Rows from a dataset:

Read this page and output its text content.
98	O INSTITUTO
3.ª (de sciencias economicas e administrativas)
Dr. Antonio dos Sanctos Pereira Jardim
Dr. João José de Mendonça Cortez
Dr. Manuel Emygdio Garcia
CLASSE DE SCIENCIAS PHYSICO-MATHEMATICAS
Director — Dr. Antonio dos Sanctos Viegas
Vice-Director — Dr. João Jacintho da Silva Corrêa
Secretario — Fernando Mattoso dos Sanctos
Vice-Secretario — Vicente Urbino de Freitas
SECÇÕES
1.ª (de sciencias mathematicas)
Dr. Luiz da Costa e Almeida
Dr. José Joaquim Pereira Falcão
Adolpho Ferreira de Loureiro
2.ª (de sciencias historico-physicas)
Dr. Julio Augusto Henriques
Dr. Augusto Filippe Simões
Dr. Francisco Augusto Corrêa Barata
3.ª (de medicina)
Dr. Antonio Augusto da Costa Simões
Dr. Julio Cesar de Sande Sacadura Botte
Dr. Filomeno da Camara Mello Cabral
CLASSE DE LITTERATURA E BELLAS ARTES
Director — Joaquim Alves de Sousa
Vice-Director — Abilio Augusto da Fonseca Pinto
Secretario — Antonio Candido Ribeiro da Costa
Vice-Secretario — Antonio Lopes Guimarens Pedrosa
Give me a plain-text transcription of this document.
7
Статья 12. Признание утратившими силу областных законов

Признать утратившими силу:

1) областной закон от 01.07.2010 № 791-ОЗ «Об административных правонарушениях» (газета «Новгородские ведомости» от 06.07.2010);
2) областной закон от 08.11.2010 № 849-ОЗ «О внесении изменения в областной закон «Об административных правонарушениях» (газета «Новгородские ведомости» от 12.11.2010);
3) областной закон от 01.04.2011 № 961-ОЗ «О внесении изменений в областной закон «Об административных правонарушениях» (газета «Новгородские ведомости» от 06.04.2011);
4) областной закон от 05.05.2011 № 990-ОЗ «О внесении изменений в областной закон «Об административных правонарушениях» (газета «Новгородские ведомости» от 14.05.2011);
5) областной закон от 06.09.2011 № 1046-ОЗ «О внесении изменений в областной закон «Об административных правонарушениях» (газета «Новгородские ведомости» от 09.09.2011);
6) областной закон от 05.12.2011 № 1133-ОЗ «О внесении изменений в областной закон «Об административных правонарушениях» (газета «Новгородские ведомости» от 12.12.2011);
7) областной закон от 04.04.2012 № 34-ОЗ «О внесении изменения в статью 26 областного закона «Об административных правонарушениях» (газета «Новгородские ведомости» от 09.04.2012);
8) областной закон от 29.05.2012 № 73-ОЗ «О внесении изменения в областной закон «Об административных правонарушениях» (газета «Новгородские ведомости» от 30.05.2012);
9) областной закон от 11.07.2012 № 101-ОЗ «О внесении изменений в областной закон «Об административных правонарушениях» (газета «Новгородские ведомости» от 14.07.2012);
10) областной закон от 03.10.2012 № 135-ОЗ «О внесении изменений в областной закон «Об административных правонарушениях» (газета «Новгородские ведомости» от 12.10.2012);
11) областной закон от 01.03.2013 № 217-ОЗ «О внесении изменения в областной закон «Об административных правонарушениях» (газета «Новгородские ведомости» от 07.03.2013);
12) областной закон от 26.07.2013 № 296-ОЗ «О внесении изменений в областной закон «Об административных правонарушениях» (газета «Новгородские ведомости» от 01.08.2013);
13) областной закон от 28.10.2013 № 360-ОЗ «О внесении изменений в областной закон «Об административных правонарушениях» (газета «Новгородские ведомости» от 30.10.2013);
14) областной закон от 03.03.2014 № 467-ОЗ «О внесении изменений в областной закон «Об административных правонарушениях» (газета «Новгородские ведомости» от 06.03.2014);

__Given task__: Transcribe every entry verbatim.

__Answer below__:
Read this page and output its text content.
98	O INSTITUTO
3.ª (de sciencias economicas e administrativas)
Dr. Antonio dos Sanctos Pereira Jardim
Dr. João José de Mendonça Cortez
Dr. Manuel Emygdio Garcia
CLASSE DE SCIENCIAS PHYSICO-MATHEMATICAS
Director — Dr. Antonio dos Sanctos Viegas
Vice-Director — Dr. João Jacintho da Silva Corrêa
Secretario — Fernando Mattoso dos Sanctos
Vice-Secretario — Vicente Urbino de Freitas
SECÇÕES
1.ª (de sciencias mathematicas)
Dr. Luiz da Costa e Almeida
Dr. José Joaquim Pereira Falcão
Adolpho Ferreira de Loureiro
2.ª (de sciencias historico-physicas)
Dr. Julio Augusto Henriques
Dr. Augusto Filippe Simões
Dr. Francisco Augusto Corrêa Barata
3.ª (de medicina)
Dr. Antonio Augusto da Costa Simões
Dr. Julio Cesar de Sande Sacadura Botte
Dr. Filomeno da Camara Mello Cabral
CLASSE DE LITTERATURA E BELLAS ARTES
Director — Joaquim Alves de Sousa
Vice-Director — Abilio Augusto da Fonseca Pinto
Secretario — Antonio Candido Ribeiro da Costa
Vice-Secretario — Antonio Lopes Guimarens Pedrosa
Give me a plain-text transcription of this document.
7
Статья 12. Признание утратившими силу областных законов

Признать утратившими силу:

1) областной закон от 01.07.2010 № 791-ОЗ «Об административных правонарушениях» (газета «Новгородские ведомости» от 06.07.2010);
2) областной закон от 08.11.2010 № 849-ОЗ «О внесении изменения в областной закон «Об административных правонарушениях» (газета «Новгородские ведомости» от 12.11.2010);
3) областной закон от 01.04.2011 № 961-ОЗ «О внесении изменений в областной закон «Об административных правонарушениях» (газета «Новгородские ведомости» от 06.04.2011);
4) областной закон от 05.05.2011 № 990-ОЗ «О внесении изменений в областной закон «Об административных правонарушениях» (газета «Новгородские ведомости» от 14.05.2011);
5) областной закон от 06.09.2011 № 1046-ОЗ «О внесении изменений в областной закон «Об административных правонарушениях» (газета «Новгородские ведомости» от 09.09.2011);
6) областной закон от 05.12.2011 № 1133-ОЗ «О внесении изменений в областной закон «Об административных правонарушениях» (газета «Новгородские ведомости» от 12.12.2011);
7) областной закон от 04.04.2012 № 34-ОЗ «О внесении изменения в статью 26 областного закона «Об административных правонарушениях» (газета «Новгородские ведомости» от 09.04.2012);
8) областной закон от 29.05.2012 № 73-ОЗ «О внесении изменения в областной закон «Об административных правонарушениях» (газета «Новгородские ведомости» от 30.05.2012);
9) областной закон от 11.07.2012 № 101-ОЗ «О внесении изменений в областной закон «Об административных правонарушениях» (газета «Новгородские ведомости» от 14.07.2012);
10) областной закон от 03.10.2012 № 135-ОЗ «О внесении изменений в областной закон «Об административных правонарушениях» (газета «Новгородские ведомости» от 12.10.2012);
11) областной закон от 01.03.2013 № 217-ОЗ «О внесении изменения в областной закон «Об административных правонарушениях» (газета «Новгородские ведомости» от 07.03.2013);
12) областной закон от 26.07.2013 № 296-ОЗ «О внесении изменений в областной закон «Об административных правонарушениях» (газета «Новгородские ведомости» от 01.08.2013);
13) областной закон от 28.10.2013 № 360-ОЗ «О внесении изменений в областной закон «Об административных правонарушениях» (газета «Новгородские ведомости» от 30.10.2013);
14) областной закон от 03.03.2014 № 467-ОЗ «О внесении изменений в областной закон «Об административных правонарушениях» (газета «Новгородские ведомости» от 06.03.2014);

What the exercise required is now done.